■ Task to carry out ■
Tally the lines holding "name" and state only that figure.

■ Excerpted records ■

%%

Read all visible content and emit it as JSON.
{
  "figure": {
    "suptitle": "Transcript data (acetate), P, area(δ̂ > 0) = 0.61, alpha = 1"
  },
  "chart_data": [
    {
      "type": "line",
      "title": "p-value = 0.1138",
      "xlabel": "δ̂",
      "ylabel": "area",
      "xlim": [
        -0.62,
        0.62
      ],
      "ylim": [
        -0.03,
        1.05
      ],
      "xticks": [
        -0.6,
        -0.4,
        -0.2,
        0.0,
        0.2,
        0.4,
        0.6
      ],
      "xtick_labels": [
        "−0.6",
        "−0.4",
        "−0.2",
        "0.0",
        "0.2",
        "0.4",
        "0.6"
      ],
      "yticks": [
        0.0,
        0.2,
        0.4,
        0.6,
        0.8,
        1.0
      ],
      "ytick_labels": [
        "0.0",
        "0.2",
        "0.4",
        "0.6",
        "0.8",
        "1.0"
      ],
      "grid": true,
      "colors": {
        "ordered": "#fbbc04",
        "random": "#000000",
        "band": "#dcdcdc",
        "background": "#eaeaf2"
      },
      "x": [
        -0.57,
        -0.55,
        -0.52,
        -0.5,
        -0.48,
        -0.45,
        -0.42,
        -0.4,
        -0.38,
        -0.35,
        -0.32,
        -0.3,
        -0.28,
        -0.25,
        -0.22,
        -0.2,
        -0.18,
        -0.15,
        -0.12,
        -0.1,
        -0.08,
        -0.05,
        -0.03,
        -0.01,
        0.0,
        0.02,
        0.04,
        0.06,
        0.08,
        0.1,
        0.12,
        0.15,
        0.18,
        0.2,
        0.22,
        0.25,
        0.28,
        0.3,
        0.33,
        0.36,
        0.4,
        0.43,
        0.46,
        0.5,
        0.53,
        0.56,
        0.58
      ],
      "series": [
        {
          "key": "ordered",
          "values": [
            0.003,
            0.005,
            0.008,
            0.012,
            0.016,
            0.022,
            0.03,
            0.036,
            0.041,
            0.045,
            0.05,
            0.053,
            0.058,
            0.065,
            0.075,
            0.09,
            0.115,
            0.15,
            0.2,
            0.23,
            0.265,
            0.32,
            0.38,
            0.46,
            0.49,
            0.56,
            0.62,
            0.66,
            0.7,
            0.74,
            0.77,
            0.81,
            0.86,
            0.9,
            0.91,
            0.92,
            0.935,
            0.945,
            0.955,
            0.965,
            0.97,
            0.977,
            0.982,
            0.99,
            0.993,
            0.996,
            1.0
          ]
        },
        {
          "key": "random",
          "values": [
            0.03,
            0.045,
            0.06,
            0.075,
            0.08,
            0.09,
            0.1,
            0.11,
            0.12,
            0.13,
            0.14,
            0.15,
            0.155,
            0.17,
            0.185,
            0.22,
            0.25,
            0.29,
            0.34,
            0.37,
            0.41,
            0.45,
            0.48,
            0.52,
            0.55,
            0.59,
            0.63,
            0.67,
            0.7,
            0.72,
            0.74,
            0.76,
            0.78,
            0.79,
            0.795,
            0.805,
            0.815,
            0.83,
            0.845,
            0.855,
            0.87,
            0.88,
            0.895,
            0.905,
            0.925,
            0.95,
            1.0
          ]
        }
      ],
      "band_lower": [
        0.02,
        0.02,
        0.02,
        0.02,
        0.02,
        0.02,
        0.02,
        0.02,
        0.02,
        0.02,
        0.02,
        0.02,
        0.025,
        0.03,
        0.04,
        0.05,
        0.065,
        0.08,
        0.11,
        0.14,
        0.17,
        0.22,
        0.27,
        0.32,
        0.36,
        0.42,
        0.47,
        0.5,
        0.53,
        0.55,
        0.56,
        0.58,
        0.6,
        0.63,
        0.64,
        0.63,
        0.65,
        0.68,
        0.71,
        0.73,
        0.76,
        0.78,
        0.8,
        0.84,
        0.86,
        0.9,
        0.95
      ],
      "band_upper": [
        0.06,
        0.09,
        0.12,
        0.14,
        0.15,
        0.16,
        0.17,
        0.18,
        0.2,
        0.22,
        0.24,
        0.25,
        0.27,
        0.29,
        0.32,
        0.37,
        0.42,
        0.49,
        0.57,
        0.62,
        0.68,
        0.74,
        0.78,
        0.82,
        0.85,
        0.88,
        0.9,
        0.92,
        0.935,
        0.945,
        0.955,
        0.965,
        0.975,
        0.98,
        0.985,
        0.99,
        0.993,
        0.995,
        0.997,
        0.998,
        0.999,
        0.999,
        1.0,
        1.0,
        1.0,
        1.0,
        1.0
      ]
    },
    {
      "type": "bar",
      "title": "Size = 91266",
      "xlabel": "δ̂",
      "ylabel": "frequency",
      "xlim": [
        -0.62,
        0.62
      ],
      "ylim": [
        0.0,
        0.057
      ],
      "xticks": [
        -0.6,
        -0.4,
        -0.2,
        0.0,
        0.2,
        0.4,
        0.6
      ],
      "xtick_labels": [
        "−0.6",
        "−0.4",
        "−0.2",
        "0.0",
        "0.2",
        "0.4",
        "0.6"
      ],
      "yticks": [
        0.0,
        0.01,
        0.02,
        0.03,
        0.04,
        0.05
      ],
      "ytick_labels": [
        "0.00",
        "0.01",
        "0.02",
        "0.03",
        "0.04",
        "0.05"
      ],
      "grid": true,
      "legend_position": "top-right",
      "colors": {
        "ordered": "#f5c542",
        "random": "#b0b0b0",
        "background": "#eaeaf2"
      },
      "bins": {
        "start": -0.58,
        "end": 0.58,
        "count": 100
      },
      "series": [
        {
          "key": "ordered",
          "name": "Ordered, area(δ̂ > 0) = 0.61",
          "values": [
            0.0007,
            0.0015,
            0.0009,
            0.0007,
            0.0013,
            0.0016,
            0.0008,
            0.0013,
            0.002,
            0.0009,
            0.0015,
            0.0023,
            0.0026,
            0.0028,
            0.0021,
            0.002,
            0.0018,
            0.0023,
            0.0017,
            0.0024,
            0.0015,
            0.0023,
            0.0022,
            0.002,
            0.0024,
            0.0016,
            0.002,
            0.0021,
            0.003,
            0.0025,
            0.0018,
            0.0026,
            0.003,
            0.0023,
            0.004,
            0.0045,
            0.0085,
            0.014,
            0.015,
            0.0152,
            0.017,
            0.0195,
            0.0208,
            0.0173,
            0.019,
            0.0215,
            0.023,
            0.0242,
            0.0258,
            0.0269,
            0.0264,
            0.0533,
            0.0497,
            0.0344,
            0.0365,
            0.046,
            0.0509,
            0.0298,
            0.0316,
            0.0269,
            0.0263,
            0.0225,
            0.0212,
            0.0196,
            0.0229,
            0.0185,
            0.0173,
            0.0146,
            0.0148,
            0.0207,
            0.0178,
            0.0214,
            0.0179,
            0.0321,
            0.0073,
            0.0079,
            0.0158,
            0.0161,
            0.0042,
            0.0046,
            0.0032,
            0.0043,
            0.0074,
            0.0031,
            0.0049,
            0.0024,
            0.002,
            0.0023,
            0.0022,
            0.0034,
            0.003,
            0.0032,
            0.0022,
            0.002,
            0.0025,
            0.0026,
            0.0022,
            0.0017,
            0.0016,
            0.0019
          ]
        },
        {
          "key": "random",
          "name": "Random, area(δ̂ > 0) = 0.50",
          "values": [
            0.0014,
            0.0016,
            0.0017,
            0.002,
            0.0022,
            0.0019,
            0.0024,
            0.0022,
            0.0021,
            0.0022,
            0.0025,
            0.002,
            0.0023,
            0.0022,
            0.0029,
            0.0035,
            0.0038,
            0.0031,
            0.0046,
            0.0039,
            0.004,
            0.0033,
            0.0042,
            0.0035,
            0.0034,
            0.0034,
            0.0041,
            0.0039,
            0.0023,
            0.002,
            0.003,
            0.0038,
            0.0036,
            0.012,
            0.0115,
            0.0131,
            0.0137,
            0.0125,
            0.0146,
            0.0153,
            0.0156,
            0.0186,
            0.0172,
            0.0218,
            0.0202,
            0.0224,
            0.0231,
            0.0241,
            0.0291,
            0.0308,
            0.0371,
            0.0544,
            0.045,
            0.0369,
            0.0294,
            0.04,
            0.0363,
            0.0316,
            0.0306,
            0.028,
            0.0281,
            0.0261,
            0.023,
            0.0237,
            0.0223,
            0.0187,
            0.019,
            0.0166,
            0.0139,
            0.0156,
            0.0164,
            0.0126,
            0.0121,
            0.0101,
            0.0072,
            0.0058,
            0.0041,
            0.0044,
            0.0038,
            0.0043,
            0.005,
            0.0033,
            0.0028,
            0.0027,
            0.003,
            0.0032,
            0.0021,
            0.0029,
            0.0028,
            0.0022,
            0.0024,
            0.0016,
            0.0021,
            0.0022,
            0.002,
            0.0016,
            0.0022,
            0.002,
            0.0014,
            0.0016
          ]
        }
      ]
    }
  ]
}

%%

■ Response below ■
2